(Excerpt from a dataset)
- - - - -
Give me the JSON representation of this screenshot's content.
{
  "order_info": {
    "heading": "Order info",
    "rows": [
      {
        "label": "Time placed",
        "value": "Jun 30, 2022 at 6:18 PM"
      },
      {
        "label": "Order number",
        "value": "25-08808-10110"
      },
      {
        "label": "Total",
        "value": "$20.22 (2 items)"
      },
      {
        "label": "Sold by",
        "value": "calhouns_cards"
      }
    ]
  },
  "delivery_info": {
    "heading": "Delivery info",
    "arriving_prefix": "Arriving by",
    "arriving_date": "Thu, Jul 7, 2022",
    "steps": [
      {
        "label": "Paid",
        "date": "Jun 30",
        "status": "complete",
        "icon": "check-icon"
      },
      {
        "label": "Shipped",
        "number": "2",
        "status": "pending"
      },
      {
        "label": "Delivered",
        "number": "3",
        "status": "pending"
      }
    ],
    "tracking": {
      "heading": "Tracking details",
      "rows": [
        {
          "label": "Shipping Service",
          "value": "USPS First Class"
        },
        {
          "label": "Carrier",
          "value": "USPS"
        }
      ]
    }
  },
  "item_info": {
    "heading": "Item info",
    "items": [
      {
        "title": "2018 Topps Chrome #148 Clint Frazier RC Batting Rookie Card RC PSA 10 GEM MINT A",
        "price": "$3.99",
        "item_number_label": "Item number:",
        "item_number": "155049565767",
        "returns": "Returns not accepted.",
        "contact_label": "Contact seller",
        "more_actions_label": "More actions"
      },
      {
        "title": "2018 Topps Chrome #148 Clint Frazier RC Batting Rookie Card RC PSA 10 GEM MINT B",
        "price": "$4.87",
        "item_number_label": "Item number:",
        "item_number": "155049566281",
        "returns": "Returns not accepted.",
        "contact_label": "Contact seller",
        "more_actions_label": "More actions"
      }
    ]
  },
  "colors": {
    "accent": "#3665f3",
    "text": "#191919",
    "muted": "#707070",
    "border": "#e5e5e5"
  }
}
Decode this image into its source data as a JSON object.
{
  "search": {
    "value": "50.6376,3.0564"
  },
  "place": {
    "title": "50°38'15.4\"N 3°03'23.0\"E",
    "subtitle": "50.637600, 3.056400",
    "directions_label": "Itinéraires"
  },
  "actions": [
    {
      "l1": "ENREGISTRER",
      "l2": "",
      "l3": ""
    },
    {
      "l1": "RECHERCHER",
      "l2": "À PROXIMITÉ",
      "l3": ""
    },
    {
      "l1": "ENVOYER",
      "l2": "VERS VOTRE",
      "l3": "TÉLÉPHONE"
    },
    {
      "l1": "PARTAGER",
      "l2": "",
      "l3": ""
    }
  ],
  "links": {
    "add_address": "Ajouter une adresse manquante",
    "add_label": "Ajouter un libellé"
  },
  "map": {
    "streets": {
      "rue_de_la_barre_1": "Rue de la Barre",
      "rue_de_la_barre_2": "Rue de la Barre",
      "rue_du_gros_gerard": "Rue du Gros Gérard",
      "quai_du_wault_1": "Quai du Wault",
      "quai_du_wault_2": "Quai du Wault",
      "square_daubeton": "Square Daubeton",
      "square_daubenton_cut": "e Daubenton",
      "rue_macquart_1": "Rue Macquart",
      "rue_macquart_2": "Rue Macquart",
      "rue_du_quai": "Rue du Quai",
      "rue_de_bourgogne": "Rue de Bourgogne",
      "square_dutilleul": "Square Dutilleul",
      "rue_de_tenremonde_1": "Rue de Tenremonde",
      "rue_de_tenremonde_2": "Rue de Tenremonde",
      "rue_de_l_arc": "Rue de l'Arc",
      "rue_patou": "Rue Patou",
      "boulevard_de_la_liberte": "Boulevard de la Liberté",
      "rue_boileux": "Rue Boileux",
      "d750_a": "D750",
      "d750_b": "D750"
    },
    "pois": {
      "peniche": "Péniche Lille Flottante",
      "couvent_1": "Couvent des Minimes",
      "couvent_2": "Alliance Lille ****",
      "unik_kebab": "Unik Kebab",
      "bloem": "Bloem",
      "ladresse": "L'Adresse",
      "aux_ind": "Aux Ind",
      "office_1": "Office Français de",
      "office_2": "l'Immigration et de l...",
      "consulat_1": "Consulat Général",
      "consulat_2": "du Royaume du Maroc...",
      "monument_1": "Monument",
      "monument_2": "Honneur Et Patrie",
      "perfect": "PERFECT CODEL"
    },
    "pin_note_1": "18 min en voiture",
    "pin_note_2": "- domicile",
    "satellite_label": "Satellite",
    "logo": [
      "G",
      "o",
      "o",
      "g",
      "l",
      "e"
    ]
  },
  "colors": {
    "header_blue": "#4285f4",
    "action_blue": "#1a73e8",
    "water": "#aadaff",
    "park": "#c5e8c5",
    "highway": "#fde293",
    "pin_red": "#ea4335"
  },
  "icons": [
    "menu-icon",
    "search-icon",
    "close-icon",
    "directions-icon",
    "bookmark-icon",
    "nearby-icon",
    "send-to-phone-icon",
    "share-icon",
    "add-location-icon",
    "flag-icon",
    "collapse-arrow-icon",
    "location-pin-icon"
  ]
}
- - - - -
Task to carry out:
Every record above should be output exactly.

Written response:
Give me the JSON representation of this screenshot's content.
{
  "order_info": {
    "heading": "Order info",
    "rows": [
      {
        "label": "Time placed",
        "value": "Jun 30, 2022 at 6:18 PM"
      },
      {
        "label": "Order number",
        "value": "25-08808-10110"
      },
      {
        "label": "Total",
        "value": "$20.22 (2 items)"
      },
      {
        "label": "Sold by",
        "value": "calhouns_cards"
      }
    ]
  },
  "delivery_info": {
    "heading": "Delivery info",
    "arriving_prefix": "Arriving by",
    "arriving_date": "Thu, Jul 7, 2022",
    "steps": [
      {
        "label": "Paid",
        "date": "Jun 30",
        "status": "complete",
        "icon": "check-icon"
      },
      {
        "label": "Shipped",
        "number": "2",
        "status": "pending"
      },
      {
        "label": "Delivered",
        "number": "3",
        "status": "pending"
      }
    ],
    "tracking": {
      "heading": "Tracking details",
      "rows": [
        {
          "label": "Shipping Service",
          "value": "USPS First Class"
        },
        {
          "label": "Carrier",
          "value": "USPS"
        }
      ]
    }
  },
  "item_info": {
    "heading": "Item info",
    "items": [
      {
        "title": "2018 Topps Chrome #148 Clint Frazier RC Batting Rookie Card RC PSA 10 GEM MINT A",
        "price": "$3.99",
        "item_number_label": "Item number:",
        "item_number": "155049565767",
        "returns": "Returns not accepted.",
        "contact_label": "Contact seller",
        "more_actions_label": "More actions"
      },
      {
        "title": "2018 Topps Chrome #148 Clint Frazier RC Batting Rookie Card RC PSA 10 GEM MINT B",
        "price": "$4.87",
        "item_number_label": "Item number:",
        "item_number": "155049566281",
        "returns": "Returns not accepted.",
        "contact_label": "Contact seller",
        "more_actions_label": "More actions"
      }
    ]
  },
  "colors": {
    "accent": "#3665f3",
    "text": "#191919",
    "muted": "#707070",
    "border": "#e5e5e5"
  }
}
Decode this image into its source data as a JSON object.
{
  "search": {
    "value": "50.6376,3.0564"
  },
  "place": {
    "title": "50°38'15.4\"N 3°03'23.0\"E",
    "subtitle": "50.637600, 3.056400",
    "directions_label": "Itinéraires"
  },
  "actions": [
    {
      "l1": "ENREGISTRER",
      "l2": "",
      "l3": ""
    },
    {
      "l1": "RECHERCHER",
      "l2": "À PROXIMITÉ",
      "l3": ""
    },
    {
      "l1": "ENVOYER",
      "l2": "VERS VOTRE",
      "l3": "TÉLÉPHONE"
    },
    {
      "l1": "PARTAGER",
      "l2": "",
      "l3": ""
    }
  ],
  "links": {
    "add_address": "Ajouter une adresse manquante",
    "add_label": "Ajouter un libellé"
  },
  "map": {
    "streets": {
      "rue_de_la_barre_1": "Rue de la Barre",
      "rue_de_la_barre_2": "Rue de la Barre",
      "rue_du_gros_gerard": "Rue du Gros Gérard",
      "quai_du_wault_1": "Quai du Wault",
      "quai_du_wault_2": "Quai du Wault",
      "square_daubeton": "Square Daubeton",
      "square_daubenton_cut": "e Daubenton",
      "rue_macquart_1": "Rue Macquart",
      "rue_macquart_2": "Rue Macquart",
      "rue_du_quai": "Rue du Quai",
      "rue_de_bourgogne": "Rue de Bourgogne",
      "square_dutilleul": "Square Dutilleul",
      "rue_de_tenremonde_1": "Rue de Tenremonde",
      "rue_de_tenremonde_2": "Rue de Tenremonde",
      "rue_de_l_arc": "Rue de l'Arc",
      "rue_patou": "Rue Patou",
      "boulevard_de_la_liberte": "Boulevard de la Liberté",
      "rue_boileux": "Rue Boileux",
      "d750_a": "D750",
      "d750_b": "D750"
    },
    "pois": {
      "peniche": "Péniche Lille Flottante",
      "couvent_1": "Couvent des Minimes",
      "couvent_2": "Alliance Lille ****",
      "unik_kebab": "Unik Kebab",
      "bloem": "Bloem",
      "ladresse": "L'Adresse",
      "aux_ind": "Aux Ind",
      "office_1": "Office Français de",
      "office_2": "l'Immigration et de l...",
      "consulat_1": "Consulat Général",
      "consulat_2": "du Royaume du Maroc...",
      "monument_1": "Monument",
      "monument_2": "Honneur Et Patrie",
      "perfect": "PERFECT CODEL"
    },
    "pin_note_1": "18 min en voiture",
    "pin_note_2": "- domicile",
    "satellite_label": "Satellite",
    "logo": [
      "G",
      "o",
      "o",
      "g",
      "l",
      "e"
    ]
  },
  "colors": {
    "header_blue": "#4285f4",
    "action_blue": "#1a73e8",
    "water": "#aadaff",
    "park": "#c5e8c5",
    "highway": "#fde293",
    "pin_red": "#ea4335"
  },
  "icons": [
    "menu-icon",
    "search-icon",
    "close-icon",
    "directions-icon",
    "bookmark-icon",
    "nearby-icon",
    "send-to-phone-icon",
    "share-icon",
    "add-location-icon",
    "flag-icon",
    "collapse-arrow-icon",
    "location-pin-icon"
  ]
}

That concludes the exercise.